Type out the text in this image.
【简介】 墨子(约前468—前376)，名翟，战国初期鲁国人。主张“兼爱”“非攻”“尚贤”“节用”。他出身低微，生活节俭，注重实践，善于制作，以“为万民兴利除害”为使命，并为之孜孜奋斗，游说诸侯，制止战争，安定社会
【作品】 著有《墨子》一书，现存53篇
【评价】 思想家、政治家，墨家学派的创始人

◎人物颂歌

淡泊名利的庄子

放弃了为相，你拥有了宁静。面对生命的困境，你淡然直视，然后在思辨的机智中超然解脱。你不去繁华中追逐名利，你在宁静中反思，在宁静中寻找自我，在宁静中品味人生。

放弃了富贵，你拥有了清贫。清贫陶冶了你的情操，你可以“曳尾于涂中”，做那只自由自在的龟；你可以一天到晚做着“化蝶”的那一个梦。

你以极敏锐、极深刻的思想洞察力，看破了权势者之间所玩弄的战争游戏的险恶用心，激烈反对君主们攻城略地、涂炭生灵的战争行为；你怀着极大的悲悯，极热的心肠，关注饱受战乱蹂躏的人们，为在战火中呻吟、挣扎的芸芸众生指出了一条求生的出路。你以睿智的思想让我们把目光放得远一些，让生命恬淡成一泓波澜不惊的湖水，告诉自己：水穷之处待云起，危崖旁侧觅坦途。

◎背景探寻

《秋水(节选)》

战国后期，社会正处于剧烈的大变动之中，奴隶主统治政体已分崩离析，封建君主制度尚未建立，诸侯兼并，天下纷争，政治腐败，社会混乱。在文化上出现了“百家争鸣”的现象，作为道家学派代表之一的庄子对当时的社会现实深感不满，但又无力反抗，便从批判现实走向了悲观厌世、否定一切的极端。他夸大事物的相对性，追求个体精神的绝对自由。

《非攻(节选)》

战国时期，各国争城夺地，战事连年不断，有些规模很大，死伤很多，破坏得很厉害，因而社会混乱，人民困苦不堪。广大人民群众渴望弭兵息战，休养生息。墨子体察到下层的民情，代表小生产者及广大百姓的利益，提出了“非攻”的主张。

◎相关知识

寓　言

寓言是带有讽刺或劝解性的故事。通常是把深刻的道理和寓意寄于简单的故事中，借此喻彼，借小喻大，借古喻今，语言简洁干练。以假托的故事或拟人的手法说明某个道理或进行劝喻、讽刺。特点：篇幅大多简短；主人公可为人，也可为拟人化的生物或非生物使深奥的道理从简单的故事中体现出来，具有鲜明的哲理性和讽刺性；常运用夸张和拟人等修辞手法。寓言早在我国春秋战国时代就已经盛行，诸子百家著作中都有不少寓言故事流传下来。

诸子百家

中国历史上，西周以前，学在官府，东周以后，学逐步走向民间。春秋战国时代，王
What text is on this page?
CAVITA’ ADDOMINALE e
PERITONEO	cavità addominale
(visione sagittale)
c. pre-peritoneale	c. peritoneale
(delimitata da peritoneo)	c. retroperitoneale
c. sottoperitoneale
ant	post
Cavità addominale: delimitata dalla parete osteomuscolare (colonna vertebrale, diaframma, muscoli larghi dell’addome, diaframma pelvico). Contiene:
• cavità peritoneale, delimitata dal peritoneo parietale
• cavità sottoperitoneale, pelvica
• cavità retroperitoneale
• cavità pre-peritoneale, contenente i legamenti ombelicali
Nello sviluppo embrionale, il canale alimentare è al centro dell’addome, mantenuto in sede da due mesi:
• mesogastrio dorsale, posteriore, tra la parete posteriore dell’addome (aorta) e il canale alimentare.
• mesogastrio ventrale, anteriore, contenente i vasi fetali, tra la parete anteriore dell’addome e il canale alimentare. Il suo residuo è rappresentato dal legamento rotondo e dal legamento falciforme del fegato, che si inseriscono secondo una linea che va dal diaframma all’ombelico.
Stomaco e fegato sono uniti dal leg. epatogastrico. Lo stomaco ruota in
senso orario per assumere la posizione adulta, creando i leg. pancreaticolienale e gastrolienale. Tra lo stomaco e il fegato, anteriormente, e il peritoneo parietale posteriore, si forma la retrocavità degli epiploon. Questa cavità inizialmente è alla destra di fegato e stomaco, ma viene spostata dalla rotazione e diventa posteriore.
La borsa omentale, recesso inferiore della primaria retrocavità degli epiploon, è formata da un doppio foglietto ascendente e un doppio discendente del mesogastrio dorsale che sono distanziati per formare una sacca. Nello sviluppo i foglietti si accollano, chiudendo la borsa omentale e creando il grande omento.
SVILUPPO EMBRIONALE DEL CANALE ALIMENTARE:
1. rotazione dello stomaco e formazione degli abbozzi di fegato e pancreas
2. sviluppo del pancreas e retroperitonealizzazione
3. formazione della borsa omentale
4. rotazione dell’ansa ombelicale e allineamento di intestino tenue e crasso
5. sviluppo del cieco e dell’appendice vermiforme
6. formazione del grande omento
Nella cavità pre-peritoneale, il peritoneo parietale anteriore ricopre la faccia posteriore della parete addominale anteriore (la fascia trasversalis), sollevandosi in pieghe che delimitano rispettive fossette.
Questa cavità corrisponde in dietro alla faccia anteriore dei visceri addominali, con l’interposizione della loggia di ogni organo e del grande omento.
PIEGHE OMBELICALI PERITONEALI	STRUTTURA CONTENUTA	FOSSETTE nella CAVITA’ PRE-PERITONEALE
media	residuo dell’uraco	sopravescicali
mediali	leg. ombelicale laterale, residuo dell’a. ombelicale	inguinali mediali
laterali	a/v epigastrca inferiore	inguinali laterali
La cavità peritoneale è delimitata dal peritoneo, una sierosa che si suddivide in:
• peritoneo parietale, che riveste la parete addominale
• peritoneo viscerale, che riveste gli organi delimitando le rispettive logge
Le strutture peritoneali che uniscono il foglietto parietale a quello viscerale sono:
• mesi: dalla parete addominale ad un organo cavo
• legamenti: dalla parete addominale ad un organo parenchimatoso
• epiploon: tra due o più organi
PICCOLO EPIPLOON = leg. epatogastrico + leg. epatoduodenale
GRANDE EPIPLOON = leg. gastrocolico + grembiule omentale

════════════════════

# PROBLEM
Check every line of the data above for the string "Nello", and copy those that have it.

# ANSWER IN FULL
Nello sviluppo embrionale, il canale alimentare è al centro dell’addome, mantenuto in sede da due mesi:
La borsa omentale, recesso inferiore della primaria retrocavità degli epiploon, è formata da un doppio foglietto ascendente e un doppio discendente del mesogastrio dorsale che sono distanziati per formare una sacca. Nello sviluppo i foglietti si accollano, chiudendo la borsa omentale e creando il grande omento.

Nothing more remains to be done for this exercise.